§ GIVEN EXERCISE: Using the listing below, copy every line that mentions "background".

[Collected data entries]
··········

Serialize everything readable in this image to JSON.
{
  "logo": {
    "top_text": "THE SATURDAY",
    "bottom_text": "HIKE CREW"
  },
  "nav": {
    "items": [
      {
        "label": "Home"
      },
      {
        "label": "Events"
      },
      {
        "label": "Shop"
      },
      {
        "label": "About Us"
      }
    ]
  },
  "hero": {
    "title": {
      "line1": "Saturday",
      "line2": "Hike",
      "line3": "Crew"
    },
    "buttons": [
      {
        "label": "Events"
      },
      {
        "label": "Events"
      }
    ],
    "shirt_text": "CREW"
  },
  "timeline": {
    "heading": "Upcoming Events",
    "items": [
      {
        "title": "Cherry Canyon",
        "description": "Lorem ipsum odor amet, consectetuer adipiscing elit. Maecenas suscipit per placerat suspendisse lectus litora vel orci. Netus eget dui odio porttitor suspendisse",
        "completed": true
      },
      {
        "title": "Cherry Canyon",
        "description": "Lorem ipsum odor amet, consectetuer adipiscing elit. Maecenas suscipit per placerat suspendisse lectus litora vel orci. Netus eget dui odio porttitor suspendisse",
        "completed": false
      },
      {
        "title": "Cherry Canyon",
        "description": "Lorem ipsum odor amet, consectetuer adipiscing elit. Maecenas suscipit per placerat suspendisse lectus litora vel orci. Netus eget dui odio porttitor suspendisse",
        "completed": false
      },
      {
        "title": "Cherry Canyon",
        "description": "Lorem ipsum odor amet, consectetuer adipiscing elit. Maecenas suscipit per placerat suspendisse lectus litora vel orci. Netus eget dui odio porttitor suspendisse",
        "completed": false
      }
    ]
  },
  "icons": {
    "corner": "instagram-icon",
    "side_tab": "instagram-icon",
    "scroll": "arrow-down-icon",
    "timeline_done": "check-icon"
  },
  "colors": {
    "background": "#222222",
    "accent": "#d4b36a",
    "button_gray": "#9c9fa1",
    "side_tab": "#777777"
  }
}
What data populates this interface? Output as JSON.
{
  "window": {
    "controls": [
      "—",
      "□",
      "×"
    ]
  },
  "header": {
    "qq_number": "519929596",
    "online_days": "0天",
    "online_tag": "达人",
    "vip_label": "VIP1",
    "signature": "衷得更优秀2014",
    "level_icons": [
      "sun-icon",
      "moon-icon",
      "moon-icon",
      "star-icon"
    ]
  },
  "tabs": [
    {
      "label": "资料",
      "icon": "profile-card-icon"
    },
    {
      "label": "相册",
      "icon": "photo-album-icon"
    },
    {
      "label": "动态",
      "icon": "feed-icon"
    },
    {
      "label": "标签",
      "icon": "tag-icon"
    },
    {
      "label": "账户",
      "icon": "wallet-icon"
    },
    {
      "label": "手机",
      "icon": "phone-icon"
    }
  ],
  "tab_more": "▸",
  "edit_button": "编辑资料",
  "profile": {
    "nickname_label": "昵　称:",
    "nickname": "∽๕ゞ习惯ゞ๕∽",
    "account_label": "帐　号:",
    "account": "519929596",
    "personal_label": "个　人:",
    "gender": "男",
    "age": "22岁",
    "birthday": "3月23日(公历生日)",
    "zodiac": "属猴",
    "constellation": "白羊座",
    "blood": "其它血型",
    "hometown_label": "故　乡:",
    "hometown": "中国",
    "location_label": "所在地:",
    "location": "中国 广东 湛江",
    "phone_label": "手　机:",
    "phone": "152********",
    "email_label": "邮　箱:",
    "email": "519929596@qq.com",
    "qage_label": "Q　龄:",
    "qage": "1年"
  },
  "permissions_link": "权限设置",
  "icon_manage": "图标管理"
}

··········

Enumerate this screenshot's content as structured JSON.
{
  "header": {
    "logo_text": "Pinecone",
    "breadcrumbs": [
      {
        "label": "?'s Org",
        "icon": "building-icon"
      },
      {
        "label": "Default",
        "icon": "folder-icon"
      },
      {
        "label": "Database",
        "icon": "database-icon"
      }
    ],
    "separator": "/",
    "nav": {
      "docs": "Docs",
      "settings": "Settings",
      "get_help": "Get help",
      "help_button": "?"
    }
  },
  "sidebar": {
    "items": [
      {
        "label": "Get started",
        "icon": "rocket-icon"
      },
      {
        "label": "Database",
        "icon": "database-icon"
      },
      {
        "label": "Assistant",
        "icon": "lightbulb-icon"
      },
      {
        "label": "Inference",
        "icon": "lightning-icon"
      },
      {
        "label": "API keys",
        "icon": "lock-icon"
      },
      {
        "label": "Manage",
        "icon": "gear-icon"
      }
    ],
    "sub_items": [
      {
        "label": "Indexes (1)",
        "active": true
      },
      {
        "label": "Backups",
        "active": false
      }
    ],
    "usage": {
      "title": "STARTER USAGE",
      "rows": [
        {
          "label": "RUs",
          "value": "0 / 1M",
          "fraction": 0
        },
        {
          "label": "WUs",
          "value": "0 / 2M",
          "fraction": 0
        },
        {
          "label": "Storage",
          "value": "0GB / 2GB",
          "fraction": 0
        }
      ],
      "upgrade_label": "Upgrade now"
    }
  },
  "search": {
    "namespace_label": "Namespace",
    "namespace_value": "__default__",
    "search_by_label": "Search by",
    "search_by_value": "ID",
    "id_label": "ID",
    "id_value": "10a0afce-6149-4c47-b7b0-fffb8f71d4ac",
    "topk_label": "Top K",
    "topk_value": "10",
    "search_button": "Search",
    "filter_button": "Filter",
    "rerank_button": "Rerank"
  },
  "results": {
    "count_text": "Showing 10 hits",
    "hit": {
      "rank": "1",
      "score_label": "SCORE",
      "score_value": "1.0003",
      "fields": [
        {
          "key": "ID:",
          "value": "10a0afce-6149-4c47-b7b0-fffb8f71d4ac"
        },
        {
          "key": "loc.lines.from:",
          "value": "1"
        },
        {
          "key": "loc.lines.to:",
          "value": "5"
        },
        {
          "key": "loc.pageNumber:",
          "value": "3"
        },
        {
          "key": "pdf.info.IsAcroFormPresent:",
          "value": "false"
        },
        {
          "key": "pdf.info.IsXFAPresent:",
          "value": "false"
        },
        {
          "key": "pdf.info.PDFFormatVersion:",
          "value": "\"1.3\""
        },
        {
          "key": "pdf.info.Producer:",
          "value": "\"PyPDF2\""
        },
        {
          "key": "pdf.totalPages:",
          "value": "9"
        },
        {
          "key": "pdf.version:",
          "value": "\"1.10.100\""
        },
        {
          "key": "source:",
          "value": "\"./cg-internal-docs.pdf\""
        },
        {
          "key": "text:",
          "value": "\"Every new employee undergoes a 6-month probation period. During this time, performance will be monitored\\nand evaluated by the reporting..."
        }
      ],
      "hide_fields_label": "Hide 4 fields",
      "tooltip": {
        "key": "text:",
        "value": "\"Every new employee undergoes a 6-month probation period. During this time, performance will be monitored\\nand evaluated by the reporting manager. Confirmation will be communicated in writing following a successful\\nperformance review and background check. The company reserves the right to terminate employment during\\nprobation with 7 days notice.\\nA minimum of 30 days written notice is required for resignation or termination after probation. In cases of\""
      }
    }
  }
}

··········

§ TASK OUTPUT:
    "background": "#222222",
        "value": "\"Every new employee undergoes a 6-month probation period. During this time, performance will be monitored\\nand evaluated by the reporting manager. Confirmation will be communicated in writing following a successful\\nperformance review and background check. The company reserves the right to terminate employment during\\nprobation with 7 days notice.\\nA minimum of 30 days written notice is required for resignation or termination after probation. In cases of\""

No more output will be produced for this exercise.